◆ WHAT TO PRODUCE
Return all of the lines below exactly as they are.
────
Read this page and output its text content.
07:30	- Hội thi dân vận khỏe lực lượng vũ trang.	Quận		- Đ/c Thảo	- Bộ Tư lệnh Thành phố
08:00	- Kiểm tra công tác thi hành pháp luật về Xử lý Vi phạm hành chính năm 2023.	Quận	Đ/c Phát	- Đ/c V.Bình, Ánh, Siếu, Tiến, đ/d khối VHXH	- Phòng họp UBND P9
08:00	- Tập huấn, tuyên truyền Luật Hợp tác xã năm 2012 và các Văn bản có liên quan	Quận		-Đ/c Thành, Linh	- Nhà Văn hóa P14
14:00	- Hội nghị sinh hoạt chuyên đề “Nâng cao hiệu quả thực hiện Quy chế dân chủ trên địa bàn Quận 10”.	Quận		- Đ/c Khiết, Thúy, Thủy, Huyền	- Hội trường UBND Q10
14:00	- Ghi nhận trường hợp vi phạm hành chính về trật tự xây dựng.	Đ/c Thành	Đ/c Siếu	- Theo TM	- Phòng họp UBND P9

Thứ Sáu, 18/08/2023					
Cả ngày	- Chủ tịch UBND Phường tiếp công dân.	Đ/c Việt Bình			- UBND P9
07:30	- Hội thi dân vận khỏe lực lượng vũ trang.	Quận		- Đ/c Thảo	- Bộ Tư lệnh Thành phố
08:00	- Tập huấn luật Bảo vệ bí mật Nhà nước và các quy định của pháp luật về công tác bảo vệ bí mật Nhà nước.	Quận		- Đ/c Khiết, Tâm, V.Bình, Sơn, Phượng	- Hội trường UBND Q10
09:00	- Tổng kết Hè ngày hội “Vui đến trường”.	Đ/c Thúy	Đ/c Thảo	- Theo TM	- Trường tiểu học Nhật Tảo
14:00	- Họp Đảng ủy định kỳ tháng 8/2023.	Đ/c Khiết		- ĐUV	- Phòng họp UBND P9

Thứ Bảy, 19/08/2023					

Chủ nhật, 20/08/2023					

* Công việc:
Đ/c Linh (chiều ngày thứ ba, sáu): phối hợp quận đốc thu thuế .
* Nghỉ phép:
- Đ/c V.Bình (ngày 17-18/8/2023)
────
◆ SOLUTION
Read this page and output its text content.
07:30	- Hội thi dân vận khỏe lực lượng vũ trang.	Quận		- Đ/c Thảo	- Bộ Tư lệnh Thành phố
08:00	- Kiểm tra công tác thi hành pháp luật về Xử lý Vi phạm hành chính năm 2023.	Quận	Đ/c Phát	- Đ/c V.Bình, Ánh, Siếu, Tiến, đ/d khối VHXH	- Phòng họp UBND P9
08:00	- Tập huấn, tuyên truyền Luật Hợp tác xã năm 2012 và các Văn bản có liên quan	Quận		-Đ/c Thành, Linh	- Nhà Văn hóa P14
14:00	- Hội nghị sinh hoạt chuyên đề “Nâng cao hiệu quả thực hiện Quy chế dân chủ trên địa bàn Quận 10”.	Quận		- Đ/c Khiết, Thúy, Thủy, Huyền	- Hội trường UBND Q10
14:00	- Ghi nhận trường hợp vi phạm hành chính về trật tự xây dựng.	Đ/c Thành	Đ/c Siếu	- Theo TM	- Phòng họp UBND P9

Thứ Sáu, 18/08/2023					
Cả ngày	- Chủ tịch UBND Phường tiếp công dân.	Đ/c Việt Bình			- UBND P9
07:30	- Hội thi dân vận khỏe lực lượng vũ trang.	Quận		- Đ/c Thảo	- Bộ Tư lệnh Thành phố
08:00	- Tập huấn luật Bảo vệ bí mật Nhà nước và các quy định của pháp luật về công tác bảo vệ bí mật Nhà nước.	Quận		- Đ/c Khiết, Tâm, V.Bình, Sơn, Phượng	- Hội trường UBND Q10
09:00	- Tổng kết Hè ngày hội “Vui đến trường”.	Đ/c Thúy	Đ/c Thảo	- Theo TM	- Trường tiểu học Nhật Tảo
14:00	- Họp Đảng ủy định kỳ tháng 8/2023.	Đ/c Khiết		- ĐUV	- Phòng họp UBND P9

Thứ Bảy, 19/08/2023					

Chủ nhật, 20/08/2023					

* Công việc:
Đ/c Linh (chiều ngày thứ ba, sáu): phối hợp quận đốc thu thuế .
* Nghỉ phép:
- Đ/c V.Bình (ngày 17-18/8/2023)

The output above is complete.